→ **TASK PROMPT**:
The entries are to be returned exactly, with images left out.

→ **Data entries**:
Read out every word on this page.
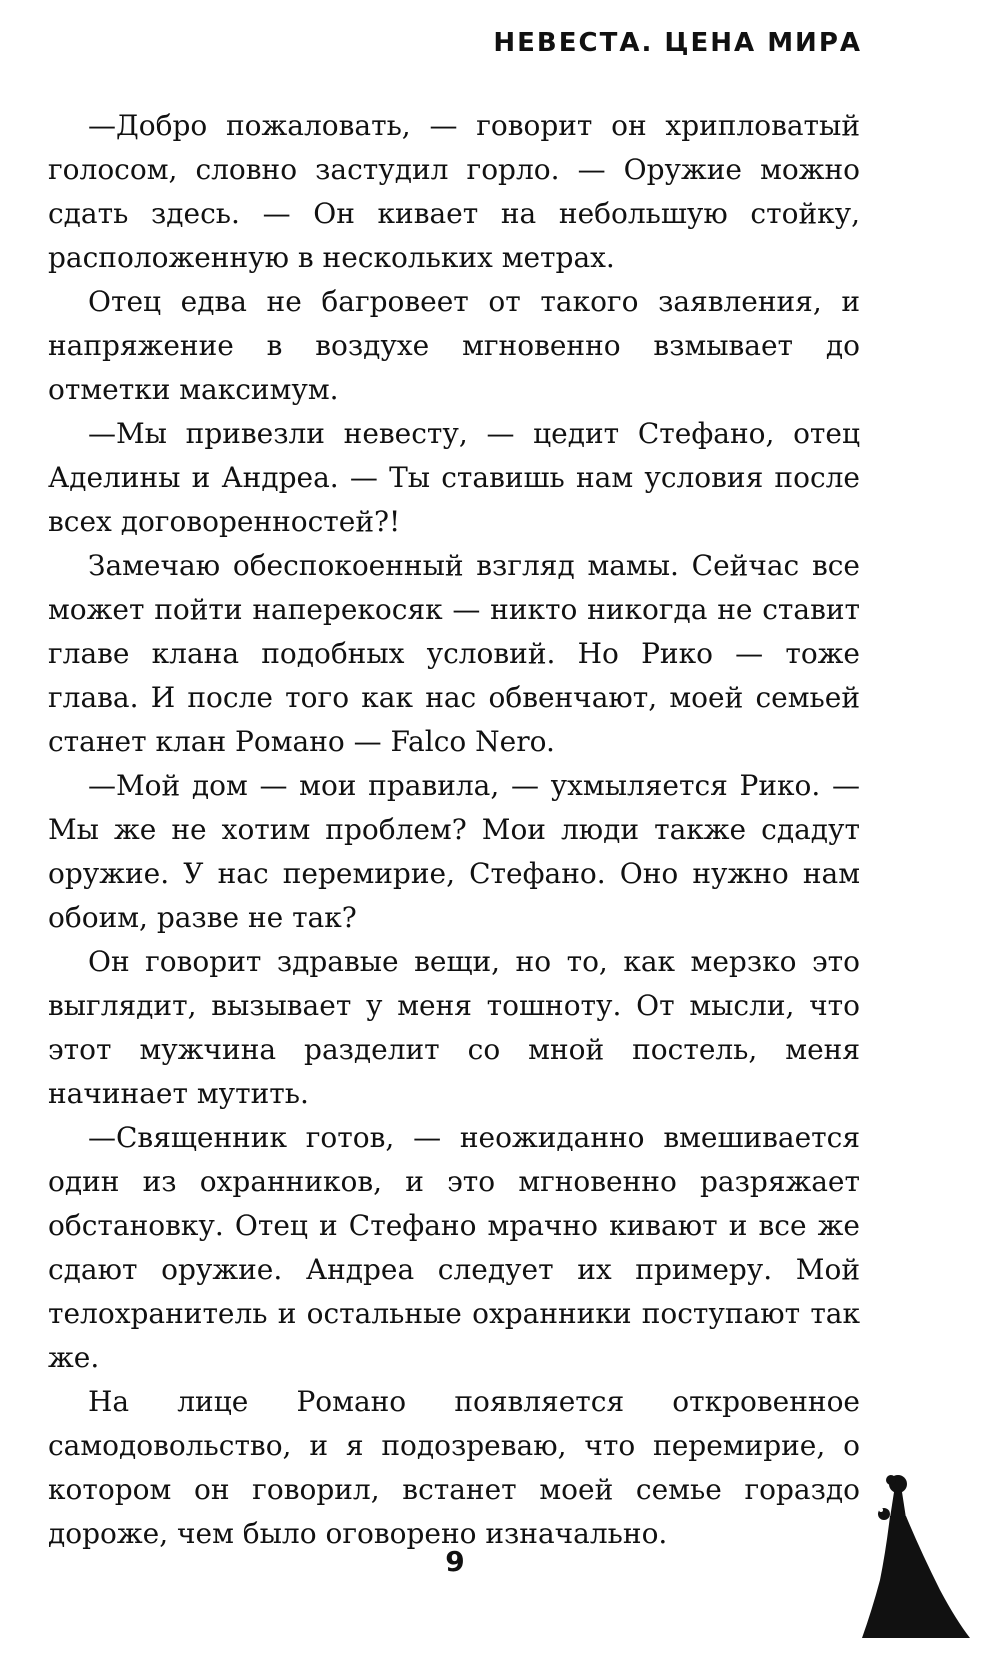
НЕВЕСТА. ЦЕНА МИРА

—Добро пожаловать, — говорит он хрипловатый голосом, словно застудил горло. — Оружие можно сдать здесь. — Он кивает на небольшую стойку, расположенную в нескольких метрах.

Отец едва не багровеет от такого заявления, и напряжение в воздухе мгновенно взмывает до отметки максимум.

—Мы привезли невесту, — цедит Стефано, отец Аделины и Андреа. — Ты ставишь нам условия после всех договоренностей?!

Замечаю обеспокоенный взгляд мамы. Сейчас все может пойти наперекосяк — никто никогда не ставит главе клана подобных условий. Но Рико — тоже глава. И после того как нас обвенчают, моей семьей станет клан Романо — Falco Nero.

—Мой дом — мои правила, — ухмыляется Рико. — Мы же не хотим проблем? Мои люди также сдадут оружие. У нас перемирие, Стефано. Оно нужно нам обоим, разве не так?

Он говорит здравые вещи, но то, как мерзко это выглядит, вызывает у меня тошноту. От мысли, что этот мужчина разделит со мной постель, меня начинает мутить.

—Священник готов, — неожиданно вмешивается один из охранников, и это мгновенно разряжает обстановку. Отец и Стефано мрачно кивают и все же сдают оружие. Андреа следует их примеру. Мой телохранитель и остальные охранники поступают так же.

На лице Романо появляется откровенное самодовольство, и я подозреваю, что перемирие, о котором он говорил, встанет моей семье гораздо дороже, чем было оговорено изначально.

9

→ **RESPONSE TO THE TASK**:
Read out every word on this page.
НЕВЕСТА. ЦЕНА МИРА

—Добро пожаловать, — говорит он хрипловатый голосом, словно застудил горло. — Оружие можно сдать здесь. — Он кивает на небольшую стойку, расположенную в нескольких метрах.

Отец едва не багровеет от такого заявления, и напряжение в воздухе мгновенно взмывает до отметки максимум.

—Мы привезли невесту, — цедит Стефано, отец Аделины и Андреа. — Ты ставишь нам условия после всех договоренностей?!

Замечаю обеспокоенный взгляд мамы. Сейчас все может пойти наперекосяк — никто никогда не ставит главе клана подобных условий. Но Рико — тоже глава. И после того как нас обвенчают, моей семьей станет клан Романо — Falco Nero.

—Мой дом — мои правила, — ухмыляется Рико. — Мы же не хотим проблем? Мои люди также сдадут оружие. У нас перемирие, Стефано. Оно нужно нам обоим, разве не так?

Он говорит здравые вещи, но то, как мерзко это выглядит, вызывает у меня тошноту. От мысли, что этот мужчина разделит со мной постель, меня начинает мутить.

—Священник готов, — неожиданно вмешивается один из охранников, и это мгновенно разряжает обстановку. Отец и Стефано мрачно кивают и все же сдают оружие. Андреа следует их примеру. Мой телохранитель и остальные охранники поступают так же.

На лице Романо появляется откровенное самодовольство, и я подозреваю, что перемирие, о котором он говорил, встанет моей семье гораздо дороже, чем было оговорено изначально.

9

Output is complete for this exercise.